Without the images, output each record below as it stands.

======== Data shown

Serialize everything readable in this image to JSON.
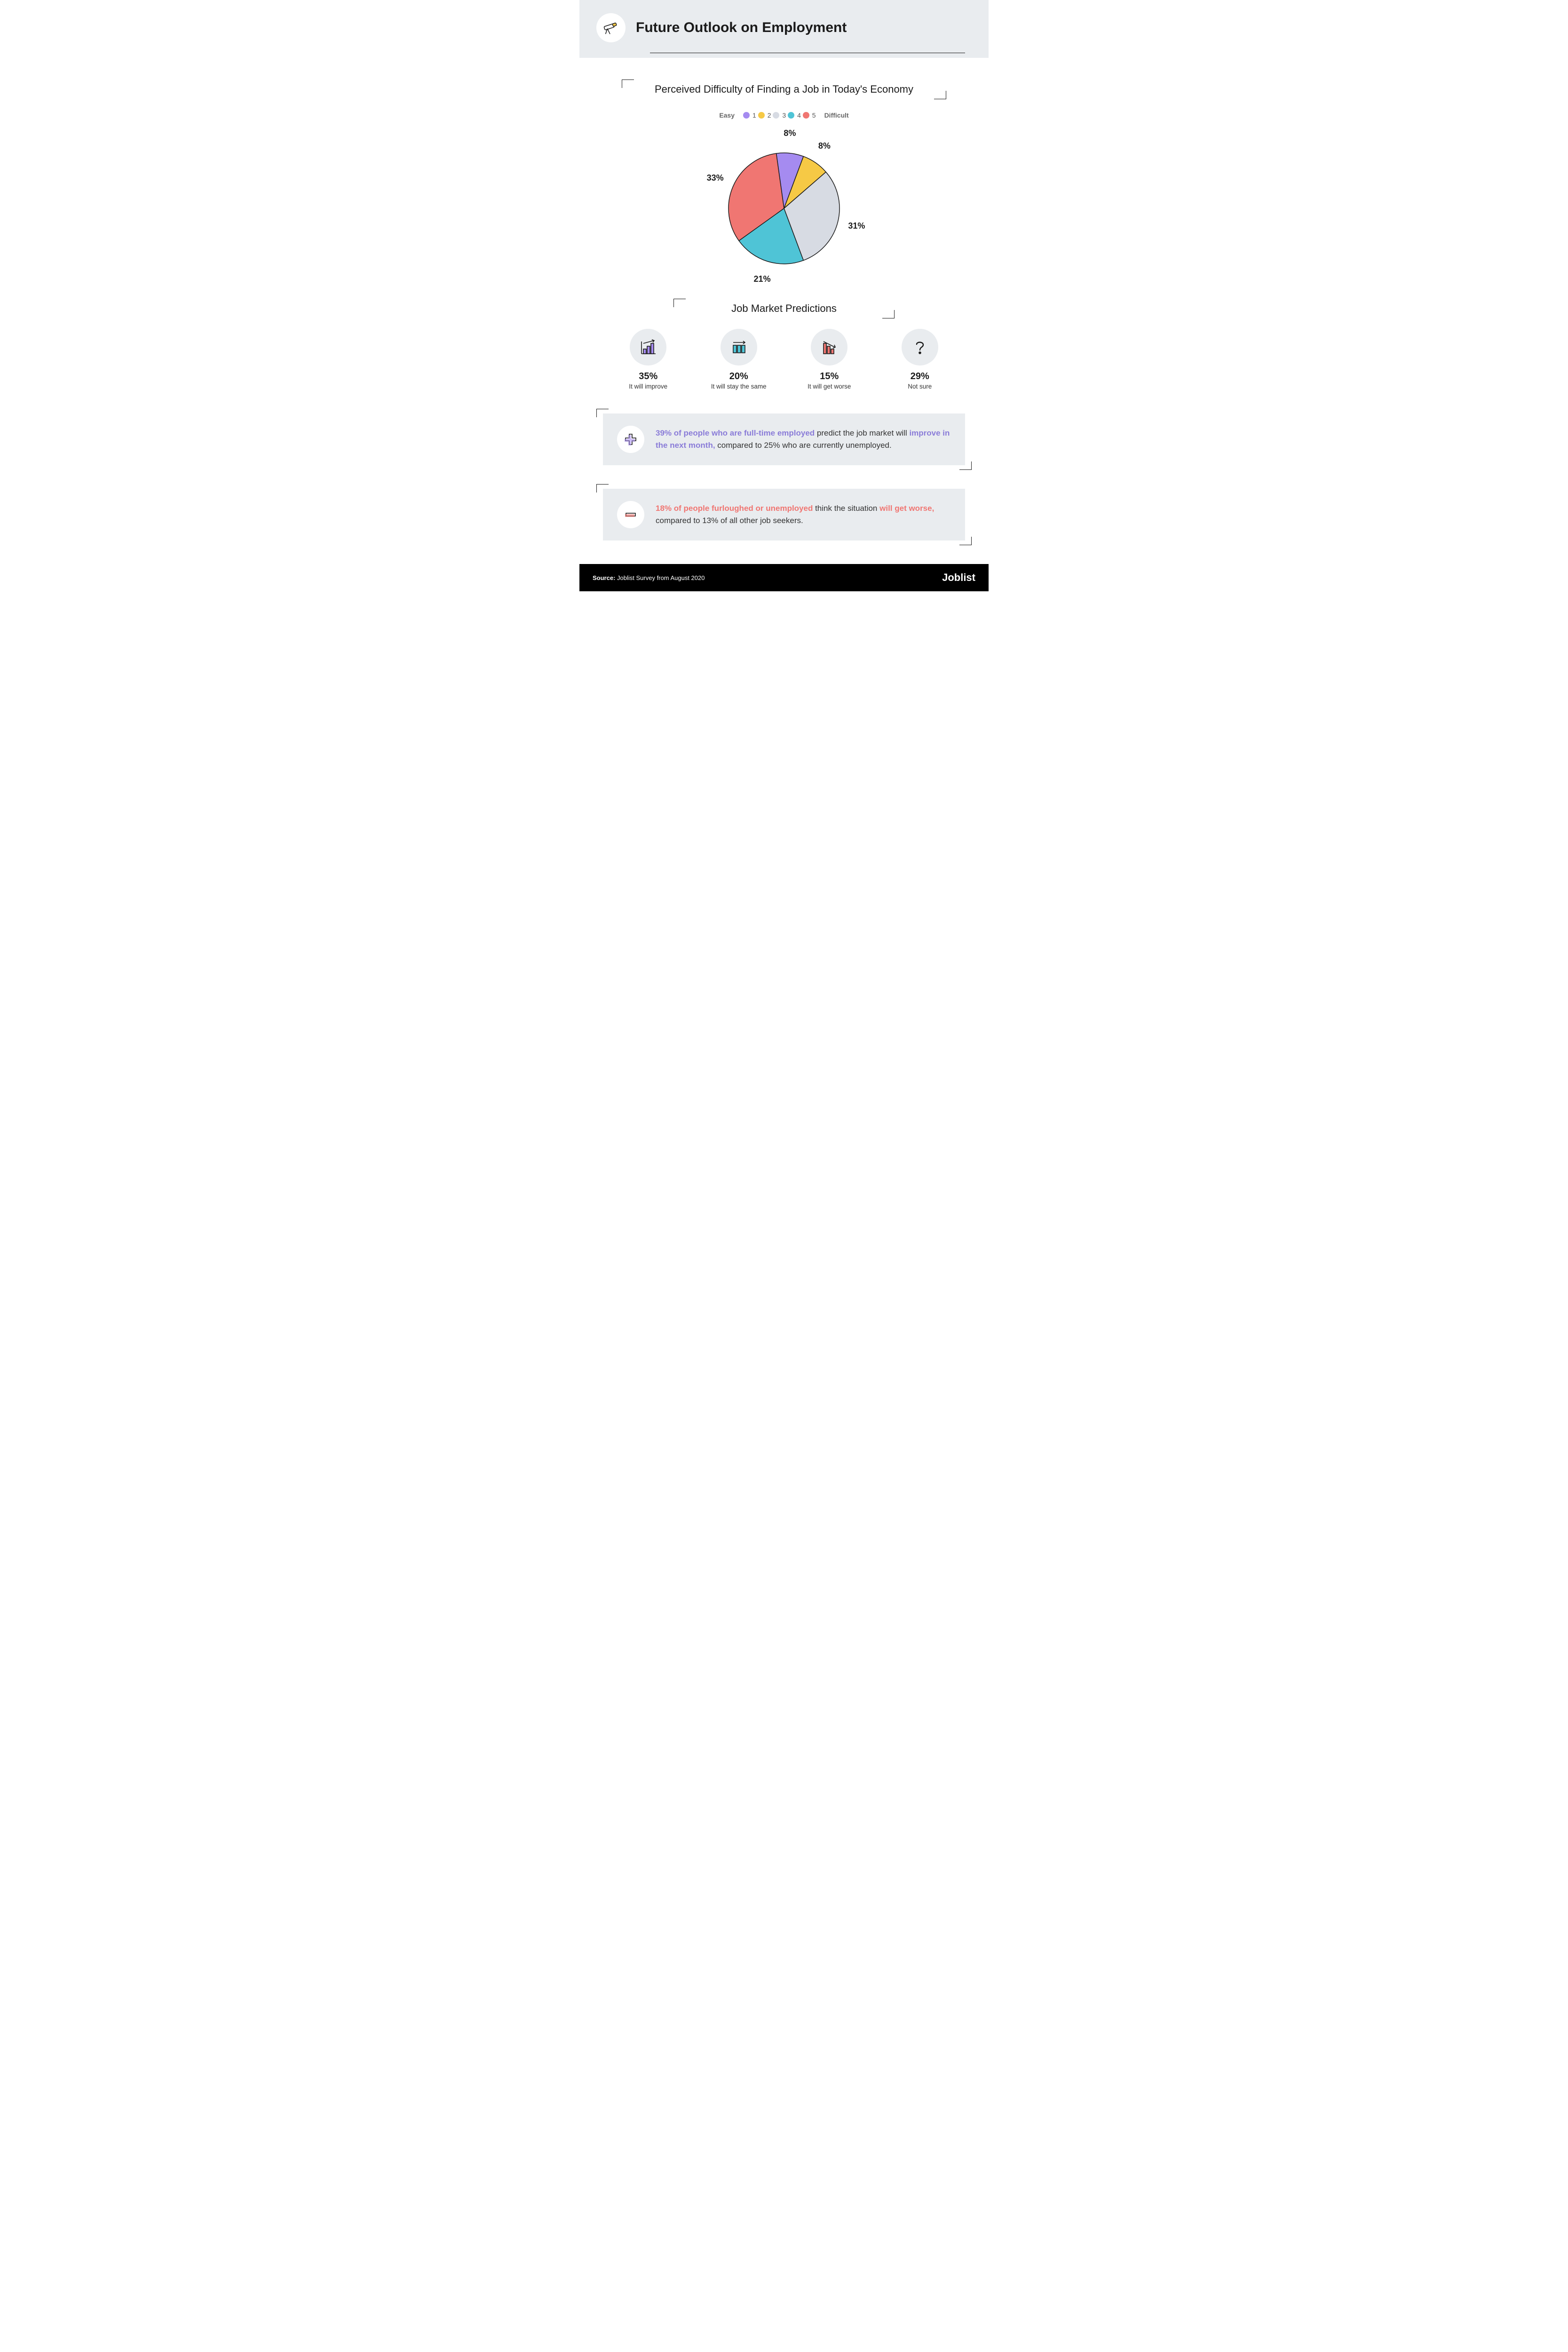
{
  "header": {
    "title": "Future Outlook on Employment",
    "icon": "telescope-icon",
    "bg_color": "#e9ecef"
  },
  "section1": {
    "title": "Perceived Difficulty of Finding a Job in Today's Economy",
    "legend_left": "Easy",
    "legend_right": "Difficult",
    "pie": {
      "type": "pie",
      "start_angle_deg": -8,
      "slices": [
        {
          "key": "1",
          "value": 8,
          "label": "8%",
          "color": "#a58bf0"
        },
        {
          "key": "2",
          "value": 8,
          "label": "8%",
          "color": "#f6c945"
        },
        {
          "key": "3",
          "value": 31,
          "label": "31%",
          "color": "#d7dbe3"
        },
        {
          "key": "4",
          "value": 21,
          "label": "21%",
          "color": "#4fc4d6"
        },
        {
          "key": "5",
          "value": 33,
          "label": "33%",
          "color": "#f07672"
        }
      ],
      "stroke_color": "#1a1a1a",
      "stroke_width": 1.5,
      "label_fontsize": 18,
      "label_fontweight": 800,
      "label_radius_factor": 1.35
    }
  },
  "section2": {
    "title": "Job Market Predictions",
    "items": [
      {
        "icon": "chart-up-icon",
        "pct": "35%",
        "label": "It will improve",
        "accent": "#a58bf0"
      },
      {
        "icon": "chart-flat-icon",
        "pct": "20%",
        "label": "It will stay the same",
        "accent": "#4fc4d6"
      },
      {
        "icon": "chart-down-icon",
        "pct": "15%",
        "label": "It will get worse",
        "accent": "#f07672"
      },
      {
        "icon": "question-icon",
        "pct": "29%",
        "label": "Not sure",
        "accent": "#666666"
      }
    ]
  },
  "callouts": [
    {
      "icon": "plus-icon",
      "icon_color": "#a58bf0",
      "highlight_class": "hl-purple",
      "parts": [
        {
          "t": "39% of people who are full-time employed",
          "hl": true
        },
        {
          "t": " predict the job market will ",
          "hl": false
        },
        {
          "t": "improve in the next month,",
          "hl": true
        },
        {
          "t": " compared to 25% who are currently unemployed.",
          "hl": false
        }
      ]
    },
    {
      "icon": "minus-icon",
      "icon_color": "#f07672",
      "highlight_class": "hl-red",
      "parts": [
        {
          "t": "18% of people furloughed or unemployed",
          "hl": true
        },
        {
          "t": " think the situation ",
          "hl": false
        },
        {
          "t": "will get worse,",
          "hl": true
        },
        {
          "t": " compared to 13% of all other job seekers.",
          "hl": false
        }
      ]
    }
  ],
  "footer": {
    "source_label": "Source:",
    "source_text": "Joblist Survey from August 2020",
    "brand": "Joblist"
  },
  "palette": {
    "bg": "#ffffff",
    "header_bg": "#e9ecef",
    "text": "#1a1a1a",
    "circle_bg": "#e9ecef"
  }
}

================

### Written answer
Serialize everything readable in this image to JSON.
{
  "header": {
    "title": "Future Outlook on Employment",
    "icon": "telescope-icon",
    "bg_color": "#e9ecef"
  },
  "section1": {
    "title": "Perceived Difficulty of Finding a Job in Today's Economy",
    "legend_left": "Easy",
    "legend_right": "Difficult",
    "pie": {
      "type": "pie",
      "start_angle_deg": -8,
      "slices": [
        {
          "key": "1",
          "value": 8,
          "label": "8%",
          "color": "#a58bf0"
        },
        {
          "key": "2",
          "value": 8,
          "label": "8%",
          "color": "#f6c945"
        },
        {
          "key": "3",
          "value": 31,
          "label": "31%",
          "color": "#d7dbe3"
        },
        {
          "key": "4",
          "value": 21,
          "label": "21%",
          "color": "#4fc4d6"
        },
        {
          "key": "5",
          "value": 33,
          "label": "33%",
          "color": "#f07672"
        }
      ],
      "stroke_color": "#1a1a1a",
      "stroke_width": 1.5,
      "label_fontsize": 18,
      "label_fontweight": 800,
      "label_radius_factor": 1.35
    }
  },
  "section2": {
    "title": "Job Market Predictions",
    "items": [
      {
        "icon": "chart-up-icon",
        "pct": "35%",
        "label": "It will improve",
        "accent": "#a58bf0"
      },
      {
        "icon": "chart-flat-icon",
        "pct": "20%",
        "label": "It will stay the same",
        "accent": "#4fc4d6"
      },
      {
        "icon": "chart-down-icon",
        "pct": "15%",
        "label": "It will get worse",
        "accent": "#f07672"
      },
      {
        "icon": "question-icon",
        "pct": "29%",
        "label": "Not sure",
        "accent": "#666666"
      }
    ]
  },
  "callouts": [
    {
      "icon": "plus-icon",
      "icon_color": "#a58bf0",
      "highlight_class": "hl-purple",
      "parts": [
        {
          "t": "39% of people who are full-time employed",
          "hl": true
        },
        {
          "t": " predict the job market will ",
          "hl": false
        },
        {
          "t": "improve in the next month,",
          "hl": true
        },
        {
          "t": " compared to 25% who are currently unemployed.",
          "hl": false
        }
      ]
    },
    {
      "icon": "minus-icon",
      "icon_color": "#f07672",
      "highlight_class": "hl-red",
      "parts": [
        {
          "t": "18% of people furloughed or unemployed",
          "hl": true
        },
        {
          "t": " think the situation ",
          "hl": false
        },
        {
          "t": "will get worse,",
          "hl": true
        },
        {
          "t": " compared to 13% of all other job seekers.",
          "hl": false
        }
      ]
    }
  ],
  "footer": {
    "source_label": "Source:",
    "source_text": "Joblist Survey from August 2020",
    "brand": "Joblist"
  },
  "palette": {
    "bg": "#ffffff",
    "header_bg": "#e9ecef",
    "text": "#1a1a1a",
    "circle_bg": "#e9ecef"
  }
}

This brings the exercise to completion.